* _Goal_: Recast the lines of the items from the one containing "chart-title-line-2: Among Consumers" through the one containing "593, 142, 631]" as a numbered list, leaving out any blank lines.

* _Material for the task_:
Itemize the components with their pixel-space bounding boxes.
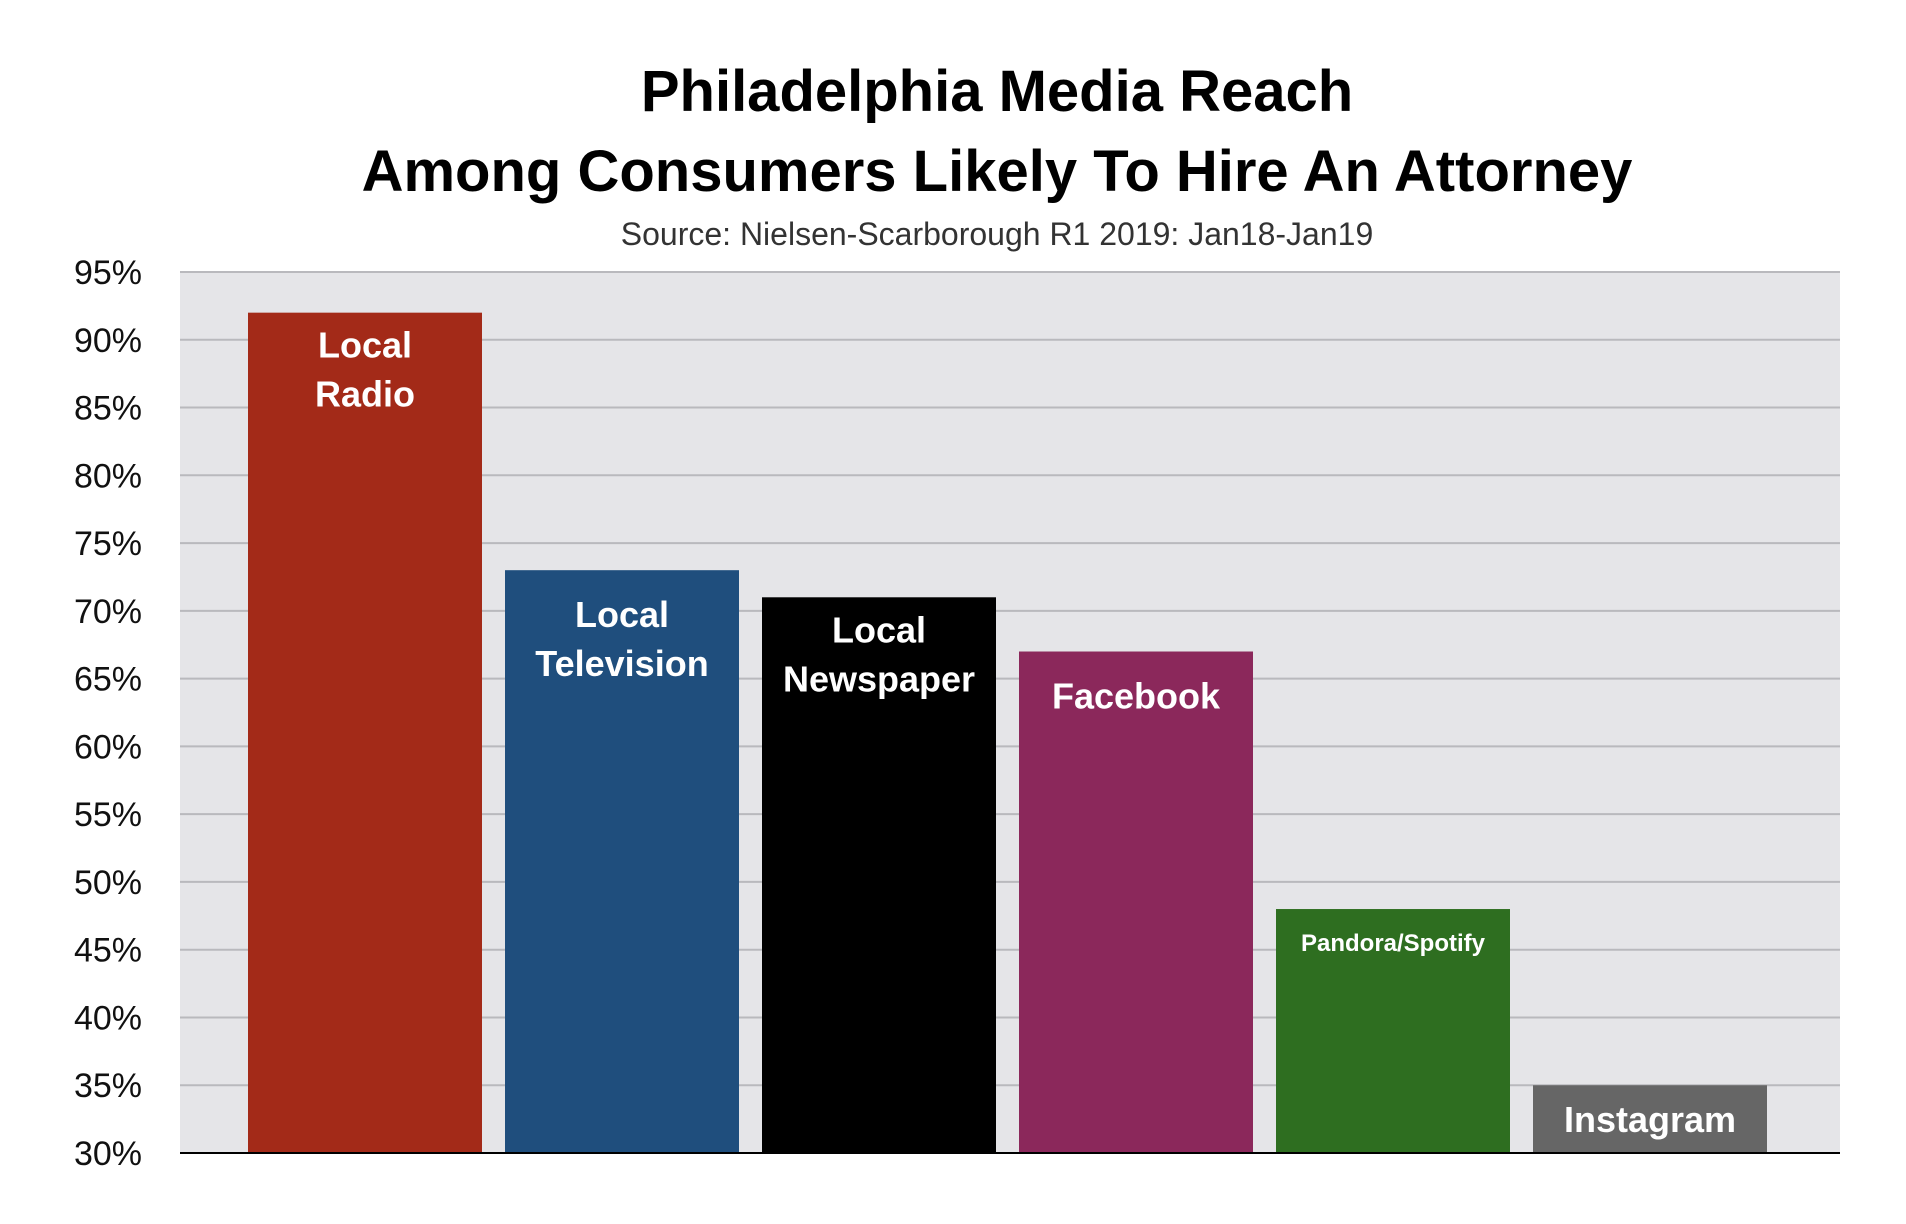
chart-title-line-2: Among Consumers Likely To Hire An Attorn…	[362, 139, 1633, 204]
bar-local-radio	[248, 312, 482, 1154]
y-tick-label: 40%	[74, 999, 142, 1037]
y-tick-label: 55%	[74, 796, 142, 834]
y-tick-label: 90%	[74, 322, 142, 360]
bars	[248, 312, 1767, 1154]
bar-label: Radio	[315, 374, 415, 415]
bar-label: Local	[318, 325, 412, 366]
y-tick-label: 80%	[74, 457, 142, 495]
bar-label: Pandora/Spotify	[1301, 930, 1486, 957]
bar-label: Television	[535, 643, 708, 684]
y-tick-label: 30%	[74, 1135, 142, 1173]
y-axis-ticks: 30% 35% 40% 45% 50% 55% 60% 65% 70% 75% 80% 85% 90% 9…	[74, 254, 142, 1173]
bar-label: Newspaper	[783, 658, 975, 699]
bar-pandora-spotify	[1276, 909, 1510, 1153]
chart-title-line-1: Philadelphia Media Reach	[641, 59, 1353, 124]
y-tick-label: 75%	[74, 525, 142, 563]
chart-subtitle: Source: Nielsen-Scarborough R1 2019: Jan…	[621, 216, 1373, 252]
y-tick-label: 95%	[74, 254, 142, 292]
bar-label: Facebook	[1052, 676, 1221, 717]
y-tick-label: 60%	[74, 728, 142, 766]
bar-labels: Local Radio Local Television Local Newspaper F…	[315, 325, 1736, 1140]
bar-local-newspaper	[762, 597, 996, 1153]
bar-label: Local	[575, 594, 669, 635]
bar-label: Instagram	[1564, 1099, 1736, 1140]
y-tick-label: 50%	[74, 864, 142, 902]
bar-instagram	[1533, 1085, 1767, 1153]
y-tick-label: 45%	[74, 932, 142, 970]
bar-local-television	[505, 570, 739, 1153]
y-tick-label: 35%	[74, 1067, 142, 1105]
bar-facebook	[1019, 651, 1253, 1153]
y-tick-label: 85%	[74, 390, 142, 428]
y-tick-label: 70%	[74, 593, 142, 631]
y-tick-label: 65%	[74, 661, 142, 699]
bar-label: Local	[832, 609, 926, 650]
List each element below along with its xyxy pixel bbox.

* _Task output_:
1. chart-title-line-2: Among Consumers Likely To Hire An Attorn…	[362, 139, 1633, 204]
2. bar-local-radio	[248, 312, 482, 1154]
3. y-tick-label: 40%	[74, 999, 142, 1037]
4. y-tick-label: 55%	[74, 796, 142, 834]
5. y-tick-label: 90%	[74, 322, 142, 360]
6. bars	[248, 312, 1767, 1154]
7. bar-label: Radio	[315, 374, 415, 415]
8. bar-label: Local	[318, 325, 412, 366]
9. y-tick-label: 80%	[74, 457, 142, 495]
10. bar-label: Pandora/Spotify	[1301, 930, 1486, 957]
11. bar-label: Television	[535, 643, 708, 684]
12. y-tick-label: 30%	[74, 1135, 142, 1173]
13. y-axis-ticks: 30% 35% 40% 45% 50% 55% 60% 65% 70% 75% 80% 85% 90% 9…	[74, 254, 142, 1173]
14. bar-label: Newspaper	[783, 658, 975, 699]
15. bar-pandora-spotify	[1276, 909, 1510, 1153]
16. chart-title-line-1: Philadelphia Media Reach	[641, 59, 1353, 124]
17. y-tick-label: 75%	[74, 525, 142, 563]
18. chart-subtitle: Source: Nielsen-Scarborough R1 2019: Jan…	[621, 216, 1373, 252]
19. y-tick-label: 95%	[74, 254, 142, 292]
20. bar-label: Facebook	[1052, 676, 1221, 717]
21. y-tick-label: 60%	[74, 728, 142, 766]
22. bar-labels: Local Radio Local Television Local Newspaper F…	[315, 325, 1736, 1140]
23. bar-local-newspaper	[762, 597, 996, 1153]
24. bar-label: Local	[575, 594, 669, 635]
25. bar-label: Instagram	[1564, 1099, 1736, 1140]
26. y-tick-label: 50%	[74, 864, 142, 902]
27. bar-instagram	[1533, 1085, 1767, 1153]
28. y-tick-label: 45%	[74, 932, 142, 970]
29. bar-local-television	[505, 570, 739, 1153]
30. y-tick-label: 35%	[74, 1067, 142, 1105]
31. bar-facebook	[1019, 651, 1253, 1153]
32. y-tick-label: 85%	[74, 390, 142, 428]
33. y-tick-label: 70%	[74, 593, 142, 631]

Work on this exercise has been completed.